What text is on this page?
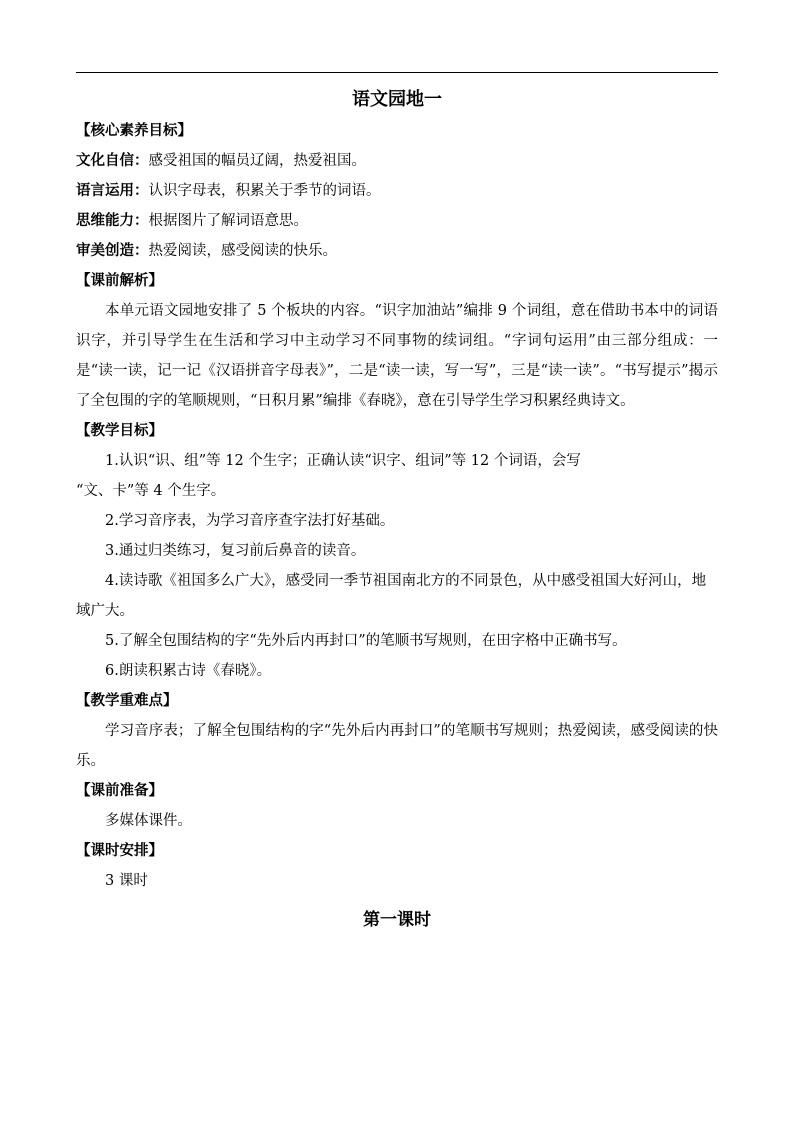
语文园地一

【核心素养目标】

文化自信：感受祖国的幅员辽阔，热爱祖国。

语言运用：认识字母表，积累关于季节的词语。

思维能力：根据图片了解词语意思。

审美创造：热爱阅读，感受阅读的快乐。

【课前解析】

本单元语文园地安排了 5 个板块的内容。“识字加油站”编排 9 个词组，意在借助书本中的词语识字，并引导学生在生活和学习中主动学习不同事物的续词组。“字词句运用”由三部分组成：一是“读一读，记一记《汉语拼音字母表》”，二是“读一读，写一写”，三是“读一读”。“书写提示”揭示了全包围的字的笔顺规则，“日积月累”编排《春晓》，意在引导学生学习积累经典诗文。

【教学目标】

1.认识“识、组”等 12 个生字；正确认读“识字、组词”等 12 个词语，会写

“文、卡”等 4 个生字。

2.学习音序表，为学习音序查字法打好基础。

3.通过归类练习，复习前后鼻音的读音。

4.读诗歌《祖国多么广大》，感受同一季节祖国南北方的不同景色，从中感受祖国大好河山，地域广大。

5.了解全包围结构的字“先外后内再封口”的笔顺书写规则，在田字格中正确书写。

6.朗读积累古诗《春晓》。

【教学重难点】

学习音序表；了解全包围结构的字“先外后内再封口”的笔顺书写规则；热爱阅读，感受阅读的快乐。

【课前准备】

多媒体课件。

【课时安排】

3 课时

第一课时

WHAT THE TASK ASKS: In your copy of the records, include no pictures; repeat everything else exactly.

THE OUTPUT:
What text is on this page?
语文园地一

【核心素养目标】

文化自信：感受祖国的幅员辽阔，热爱祖国。

语言运用：认识字母表，积累关于季节的词语。

思维能力：根据图片了解词语意思。

审美创造：热爱阅读，感受阅读的快乐。

【课前解析】

本单元语文园地安排了 5 个板块的内容。“识字加油站”编排 9 个词组，意在借助书本中的词语识字，并引导学生在生活和学习中主动学习不同事物的续词组。“字词句运用”由三部分组成：一是“读一读，记一记《汉语拼音字母表》”，二是“读一读，写一写”，三是“读一读”。“书写提示”揭示了全包围的字的笔顺规则，“日积月累”编排《春晓》，意在引导学生学习积累经典诗文。

【教学目标】

1.认识“识、组”等 12 个生字；正确认读“识字、组词”等 12 个词语，会写

“文、卡”等 4 个生字。

2.学习音序表，为学习音序查字法打好基础。

3.通过归类练习，复习前后鼻音的读音。

4.读诗歌《祖国多么广大》，感受同一季节祖国南北方的不同景色，从中感受祖国大好河山，地域广大。

5.了解全包围结构的字“先外后内再封口”的笔顺书写规则，在田字格中正确书写。

6.朗读积累古诗《春晓》。

【教学重难点】

学习音序表；了解全包围结构的字“先外后内再封口”的笔顺书写规则；热爱阅读，感受阅读的快乐。

【课前准备】

多媒体课件。

【课时安排】

3 课时

第一课时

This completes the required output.